┌────────

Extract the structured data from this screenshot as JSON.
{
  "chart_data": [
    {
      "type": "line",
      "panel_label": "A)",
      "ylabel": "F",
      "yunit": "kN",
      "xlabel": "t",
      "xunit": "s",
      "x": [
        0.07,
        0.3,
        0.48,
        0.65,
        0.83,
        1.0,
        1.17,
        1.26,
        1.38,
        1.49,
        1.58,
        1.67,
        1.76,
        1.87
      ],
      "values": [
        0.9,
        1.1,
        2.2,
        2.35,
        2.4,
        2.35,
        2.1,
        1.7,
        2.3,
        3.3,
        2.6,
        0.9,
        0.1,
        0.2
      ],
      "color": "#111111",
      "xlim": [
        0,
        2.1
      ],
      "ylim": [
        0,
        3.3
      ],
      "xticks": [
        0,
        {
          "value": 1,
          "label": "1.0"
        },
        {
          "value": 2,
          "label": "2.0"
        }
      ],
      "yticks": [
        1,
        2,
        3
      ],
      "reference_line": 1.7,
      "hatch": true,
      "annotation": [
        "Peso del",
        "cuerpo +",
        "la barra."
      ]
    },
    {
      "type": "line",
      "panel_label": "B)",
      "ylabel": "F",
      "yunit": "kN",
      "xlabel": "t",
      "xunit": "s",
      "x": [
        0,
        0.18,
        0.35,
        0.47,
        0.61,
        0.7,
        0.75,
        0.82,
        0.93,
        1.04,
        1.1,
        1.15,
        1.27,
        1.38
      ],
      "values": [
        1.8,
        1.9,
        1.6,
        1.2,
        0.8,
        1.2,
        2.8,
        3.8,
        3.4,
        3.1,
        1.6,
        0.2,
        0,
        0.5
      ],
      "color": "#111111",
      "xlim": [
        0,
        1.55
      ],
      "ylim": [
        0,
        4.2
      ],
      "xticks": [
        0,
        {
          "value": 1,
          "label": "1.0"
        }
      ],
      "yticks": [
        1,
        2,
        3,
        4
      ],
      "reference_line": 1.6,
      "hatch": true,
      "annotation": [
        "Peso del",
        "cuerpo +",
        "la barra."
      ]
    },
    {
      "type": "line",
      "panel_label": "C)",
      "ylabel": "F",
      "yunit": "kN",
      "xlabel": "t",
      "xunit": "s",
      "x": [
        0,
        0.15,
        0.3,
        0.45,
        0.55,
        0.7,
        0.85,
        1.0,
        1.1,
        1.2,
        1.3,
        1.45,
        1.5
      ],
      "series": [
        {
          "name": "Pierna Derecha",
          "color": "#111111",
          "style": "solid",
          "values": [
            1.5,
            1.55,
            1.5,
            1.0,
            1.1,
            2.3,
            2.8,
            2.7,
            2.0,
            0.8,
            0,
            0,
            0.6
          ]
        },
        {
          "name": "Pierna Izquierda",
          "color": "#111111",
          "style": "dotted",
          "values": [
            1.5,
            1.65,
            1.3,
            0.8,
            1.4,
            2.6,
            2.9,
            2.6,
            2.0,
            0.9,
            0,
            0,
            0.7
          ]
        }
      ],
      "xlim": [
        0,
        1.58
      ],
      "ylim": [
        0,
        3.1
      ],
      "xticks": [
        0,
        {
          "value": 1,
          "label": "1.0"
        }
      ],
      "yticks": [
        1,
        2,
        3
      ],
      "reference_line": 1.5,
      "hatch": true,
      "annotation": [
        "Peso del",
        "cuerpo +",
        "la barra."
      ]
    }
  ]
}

└────────

■ YOUR INSTRUCTIONS
From the data above, extract every line in its exact form.

■ RESPONSE BELOW
Extract the structured data from this screenshot as JSON.
{
  "chart_data": [
    {
      "type": "line",
      "panel_label": "A)",
      "ylabel": "F",
      "yunit": "kN",
      "xlabel": "t",
      "xunit": "s",
      "x": [
        0.07,
        0.3,
        0.48,
        0.65,
        0.83,
        1.0,
        1.17,
        1.26,
        1.38,
        1.49,
        1.58,
        1.67,
        1.76,
        1.87
      ],
      "values": [
        0.9,
        1.1,
        2.2,
        2.35,
        2.4,
        2.35,
        2.1,
        1.7,
        2.3,
        3.3,
        2.6,
        0.9,
        0.1,
        0.2
      ],
      "color": "#111111",
      "xlim": [
        0,
        2.1
      ],
      "ylim": [
        0,
        3.3
      ],
      "xticks": [
        0,
        {
          "value": 1,
          "label": "1.0"
        },
        {
          "value": 2,
          "label": "2.0"
        }
      ],
      "yticks": [
        1,
        2,
        3
      ],
      "reference_line": 1.7,
      "hatch": true,
      "annotation": [
        "Peso del",
        "cuerpo +",
        "la barra."
      ]
    },
    {
      "type": "line",
      "panel_label": "B)",
      "ylabel": "F",
      "yunit": "kN",
      "xlabel": "t",
      "xunit": "s",
      "x": [
        0,
        0.18,
        0.35,
        0.47,
        0.61,
        0.7,
        0.75,
        0.82,
        0.93,
        1.04,
        1.1,
        1.15,
        1.27,
        1.38
      ],
      "values": [
        1.8,
        1.9,
        1.6,
        1.2,
        0.8,
        1.2,
        2.8,
        3.8,
        3.4,
        3.1,
        1.6,
        0.2,
        0,
        0.5
      ],
      "color": "#111111",
      "xlim": [
        0,
        1.55
      ],
      "ylim": [
        0,
        4.2
      ],
      "xticks": [
        0,
        {
          "value": 1,
          "label": "1.0"
        }
      ],
      "yticks": [
        1,
        2,
        3,
        4
      ],
      "reference_line": 1.6,
      "hatch": true,
      "annotation": [
        "Peso del",
        "cuerpo +",
        "la barra."
      ]
    },
    {
      "type": "line",
      "panel_label": "C)",
      "ylabel": "F",
      "yunit": "kN",
      "xlabel": "t",
      "xunit": "s",
      "x": [
        0,
        0.15,
        0.3,
        0.45,
        0.55,
        0.7,
        0.85,
        1.0,
        1.1,
        1.2,
        1.3,
        1.45,
        1.5
      ],
      "series": [
        {
          "name": "Pierna Derecha",
          "color": "#111111",
          "style": "solid",
          "values": [
            1.5,
            1.55,
            1.5,
            1.0,
            1.1,
            2.3,
            2.8,
            2.7,
            2.0,
            0.8,
            0,
            0,
            0.6
          ]
        },
        {
          "name": "Pierna Izquierda",
          "color": "#111111",
          "style": "dotted",
          "values": [
            1.5,
            1.65,
            1.3,
            0.8,
            1.4,
            2.6,
            2.9,
            2.6,
            2.0,
            0.9,
            0,
            0,
            0.7
          ]
        }
      ],
      "xlim": [
        0,
        1.58
      ],
      "ylim": [
        0,
        3.1
      ],
      "xticks": [
        0,
        {
          "value": 1,
          "label": "1.0"
        }
      ],
      "yticks": [
        1,
        2,
        3
      ],
      "reference_line": 1.5,
      "hatch": true,
      "annotation": [
        "Peso del",
        "cuerpo +",
        "la barra."
      ]
    }
  ]
}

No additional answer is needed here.